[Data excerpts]
☆ ☆ ☆ ☆ ☆

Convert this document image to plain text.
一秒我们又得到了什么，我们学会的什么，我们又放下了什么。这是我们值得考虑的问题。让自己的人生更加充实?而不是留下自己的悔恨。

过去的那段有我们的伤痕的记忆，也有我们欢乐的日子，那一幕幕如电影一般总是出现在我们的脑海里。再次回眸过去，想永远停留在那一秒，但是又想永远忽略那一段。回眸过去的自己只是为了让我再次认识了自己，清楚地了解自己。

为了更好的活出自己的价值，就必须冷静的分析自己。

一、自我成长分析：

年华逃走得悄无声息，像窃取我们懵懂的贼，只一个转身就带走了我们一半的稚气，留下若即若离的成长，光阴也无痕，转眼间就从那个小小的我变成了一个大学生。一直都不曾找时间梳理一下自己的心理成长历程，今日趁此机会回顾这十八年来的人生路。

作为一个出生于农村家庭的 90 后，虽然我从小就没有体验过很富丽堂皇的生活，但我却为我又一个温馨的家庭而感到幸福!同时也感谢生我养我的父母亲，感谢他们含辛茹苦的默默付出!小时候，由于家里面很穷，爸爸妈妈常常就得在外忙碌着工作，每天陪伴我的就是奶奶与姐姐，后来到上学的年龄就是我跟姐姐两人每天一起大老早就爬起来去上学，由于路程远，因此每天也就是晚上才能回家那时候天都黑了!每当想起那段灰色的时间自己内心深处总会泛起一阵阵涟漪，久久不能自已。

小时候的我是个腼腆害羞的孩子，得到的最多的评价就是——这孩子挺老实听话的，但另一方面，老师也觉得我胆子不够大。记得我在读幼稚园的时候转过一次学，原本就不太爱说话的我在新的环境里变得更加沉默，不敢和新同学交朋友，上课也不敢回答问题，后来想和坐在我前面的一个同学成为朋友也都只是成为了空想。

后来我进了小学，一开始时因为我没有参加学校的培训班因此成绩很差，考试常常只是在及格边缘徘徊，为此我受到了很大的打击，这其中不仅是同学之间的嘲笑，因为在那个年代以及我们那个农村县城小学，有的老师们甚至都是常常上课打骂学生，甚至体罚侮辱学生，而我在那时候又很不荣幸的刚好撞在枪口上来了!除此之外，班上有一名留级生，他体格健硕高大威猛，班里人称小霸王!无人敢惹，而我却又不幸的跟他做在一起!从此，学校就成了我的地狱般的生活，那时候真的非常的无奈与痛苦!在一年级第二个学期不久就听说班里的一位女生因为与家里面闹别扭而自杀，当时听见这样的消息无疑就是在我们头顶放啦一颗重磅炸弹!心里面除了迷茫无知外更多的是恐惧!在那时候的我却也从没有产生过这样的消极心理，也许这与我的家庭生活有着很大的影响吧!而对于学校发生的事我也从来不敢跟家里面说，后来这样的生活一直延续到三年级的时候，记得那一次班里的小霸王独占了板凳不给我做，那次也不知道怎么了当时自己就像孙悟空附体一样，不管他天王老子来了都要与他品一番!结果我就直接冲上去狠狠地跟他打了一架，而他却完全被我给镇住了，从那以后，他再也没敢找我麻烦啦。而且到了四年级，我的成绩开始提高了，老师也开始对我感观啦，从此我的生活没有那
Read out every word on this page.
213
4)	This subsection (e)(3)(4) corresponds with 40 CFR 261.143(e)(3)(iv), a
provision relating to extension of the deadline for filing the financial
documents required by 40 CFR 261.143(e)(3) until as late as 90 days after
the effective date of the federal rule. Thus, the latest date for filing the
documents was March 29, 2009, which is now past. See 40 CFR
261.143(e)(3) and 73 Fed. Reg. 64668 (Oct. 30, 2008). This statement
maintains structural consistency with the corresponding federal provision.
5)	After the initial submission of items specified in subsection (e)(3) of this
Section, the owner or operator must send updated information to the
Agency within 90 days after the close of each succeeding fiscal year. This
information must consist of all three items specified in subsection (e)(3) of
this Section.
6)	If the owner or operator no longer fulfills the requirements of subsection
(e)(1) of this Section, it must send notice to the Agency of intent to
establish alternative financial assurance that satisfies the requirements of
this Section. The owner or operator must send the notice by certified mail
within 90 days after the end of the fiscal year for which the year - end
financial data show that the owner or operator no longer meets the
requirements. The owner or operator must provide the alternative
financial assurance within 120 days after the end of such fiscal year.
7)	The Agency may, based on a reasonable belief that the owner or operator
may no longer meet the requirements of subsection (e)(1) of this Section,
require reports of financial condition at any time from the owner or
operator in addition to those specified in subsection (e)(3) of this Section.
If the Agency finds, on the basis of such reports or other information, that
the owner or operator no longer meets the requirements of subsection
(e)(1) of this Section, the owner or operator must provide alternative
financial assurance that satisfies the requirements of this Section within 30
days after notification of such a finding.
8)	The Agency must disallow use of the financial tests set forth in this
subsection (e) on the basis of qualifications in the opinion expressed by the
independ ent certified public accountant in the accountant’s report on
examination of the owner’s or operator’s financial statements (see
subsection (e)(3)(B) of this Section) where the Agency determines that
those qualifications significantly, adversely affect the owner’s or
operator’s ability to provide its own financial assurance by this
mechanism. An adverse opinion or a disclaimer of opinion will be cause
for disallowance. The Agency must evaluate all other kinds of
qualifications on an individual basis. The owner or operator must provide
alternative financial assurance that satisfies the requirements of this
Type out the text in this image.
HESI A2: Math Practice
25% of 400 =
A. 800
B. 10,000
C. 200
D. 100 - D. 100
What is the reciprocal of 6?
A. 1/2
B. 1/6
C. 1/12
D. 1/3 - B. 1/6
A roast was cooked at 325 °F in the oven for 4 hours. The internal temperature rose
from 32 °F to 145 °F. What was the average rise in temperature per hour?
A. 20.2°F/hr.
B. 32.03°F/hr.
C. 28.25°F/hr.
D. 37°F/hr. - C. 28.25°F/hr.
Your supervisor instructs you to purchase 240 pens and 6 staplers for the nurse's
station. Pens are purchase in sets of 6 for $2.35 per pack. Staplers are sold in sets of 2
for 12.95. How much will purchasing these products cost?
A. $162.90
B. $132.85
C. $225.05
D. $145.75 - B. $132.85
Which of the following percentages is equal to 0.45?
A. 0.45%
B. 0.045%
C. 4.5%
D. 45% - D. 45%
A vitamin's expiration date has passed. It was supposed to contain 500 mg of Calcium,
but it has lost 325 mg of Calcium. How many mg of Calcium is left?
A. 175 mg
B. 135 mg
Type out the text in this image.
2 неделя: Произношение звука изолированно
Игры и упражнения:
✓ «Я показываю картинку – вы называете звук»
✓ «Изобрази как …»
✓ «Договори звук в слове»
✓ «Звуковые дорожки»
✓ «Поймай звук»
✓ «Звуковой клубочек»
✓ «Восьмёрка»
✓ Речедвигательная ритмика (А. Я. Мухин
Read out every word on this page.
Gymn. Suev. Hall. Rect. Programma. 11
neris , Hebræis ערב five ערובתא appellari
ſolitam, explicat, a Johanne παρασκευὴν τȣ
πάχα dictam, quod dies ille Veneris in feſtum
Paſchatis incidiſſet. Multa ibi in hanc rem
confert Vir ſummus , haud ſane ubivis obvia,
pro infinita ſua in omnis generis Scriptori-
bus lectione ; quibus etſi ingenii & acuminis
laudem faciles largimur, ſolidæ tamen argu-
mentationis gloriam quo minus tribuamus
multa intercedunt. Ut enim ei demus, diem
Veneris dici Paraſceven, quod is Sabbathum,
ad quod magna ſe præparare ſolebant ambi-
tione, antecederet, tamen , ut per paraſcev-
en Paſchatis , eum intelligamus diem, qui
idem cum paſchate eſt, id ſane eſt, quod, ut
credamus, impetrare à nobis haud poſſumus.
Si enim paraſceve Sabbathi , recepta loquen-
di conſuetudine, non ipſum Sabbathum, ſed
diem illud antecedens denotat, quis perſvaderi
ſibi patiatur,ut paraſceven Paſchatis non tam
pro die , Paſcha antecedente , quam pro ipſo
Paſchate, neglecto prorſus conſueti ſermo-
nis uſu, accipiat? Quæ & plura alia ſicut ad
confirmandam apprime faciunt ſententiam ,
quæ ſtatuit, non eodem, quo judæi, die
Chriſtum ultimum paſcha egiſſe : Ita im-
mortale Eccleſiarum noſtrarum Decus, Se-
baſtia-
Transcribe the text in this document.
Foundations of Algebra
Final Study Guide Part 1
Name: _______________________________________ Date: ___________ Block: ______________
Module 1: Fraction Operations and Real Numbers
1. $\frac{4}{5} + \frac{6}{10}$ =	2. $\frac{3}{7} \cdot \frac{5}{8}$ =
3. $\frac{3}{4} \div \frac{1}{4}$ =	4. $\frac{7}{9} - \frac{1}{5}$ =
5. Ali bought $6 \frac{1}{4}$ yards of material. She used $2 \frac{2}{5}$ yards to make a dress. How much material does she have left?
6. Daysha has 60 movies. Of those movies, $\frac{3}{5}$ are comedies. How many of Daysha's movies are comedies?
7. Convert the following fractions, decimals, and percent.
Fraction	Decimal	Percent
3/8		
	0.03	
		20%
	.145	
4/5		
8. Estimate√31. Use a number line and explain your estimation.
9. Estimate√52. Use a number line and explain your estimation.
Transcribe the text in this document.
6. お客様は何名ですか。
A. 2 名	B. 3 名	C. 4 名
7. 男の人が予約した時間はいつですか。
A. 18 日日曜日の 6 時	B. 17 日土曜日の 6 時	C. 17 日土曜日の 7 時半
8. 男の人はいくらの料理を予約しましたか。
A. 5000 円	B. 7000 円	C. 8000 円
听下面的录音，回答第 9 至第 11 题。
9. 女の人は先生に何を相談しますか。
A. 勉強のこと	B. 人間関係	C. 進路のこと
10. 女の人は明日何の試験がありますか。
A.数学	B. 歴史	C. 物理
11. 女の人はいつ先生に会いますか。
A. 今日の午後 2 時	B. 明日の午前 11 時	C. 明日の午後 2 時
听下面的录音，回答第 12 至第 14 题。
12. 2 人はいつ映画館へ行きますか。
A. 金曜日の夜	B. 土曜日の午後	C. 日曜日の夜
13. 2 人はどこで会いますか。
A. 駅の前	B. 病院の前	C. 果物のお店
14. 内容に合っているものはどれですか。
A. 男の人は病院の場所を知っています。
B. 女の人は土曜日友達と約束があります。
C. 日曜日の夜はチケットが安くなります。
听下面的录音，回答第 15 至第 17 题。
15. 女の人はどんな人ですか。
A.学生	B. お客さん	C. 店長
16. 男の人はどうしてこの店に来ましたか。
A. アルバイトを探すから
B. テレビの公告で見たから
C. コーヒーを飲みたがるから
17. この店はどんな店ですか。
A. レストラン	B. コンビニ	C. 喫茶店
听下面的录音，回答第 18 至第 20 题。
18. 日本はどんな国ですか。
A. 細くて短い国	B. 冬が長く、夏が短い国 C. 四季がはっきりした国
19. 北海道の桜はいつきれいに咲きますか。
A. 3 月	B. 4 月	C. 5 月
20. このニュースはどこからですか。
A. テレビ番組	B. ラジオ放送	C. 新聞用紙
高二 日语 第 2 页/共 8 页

☆ ☆ ☆ ☆ ☆

→ **The request**
Copy every line in the records above that contains the word "Convert".

→ **Full answer**
Convert this document image to plain text.
7. Convert the following fractions, decimals, and percent.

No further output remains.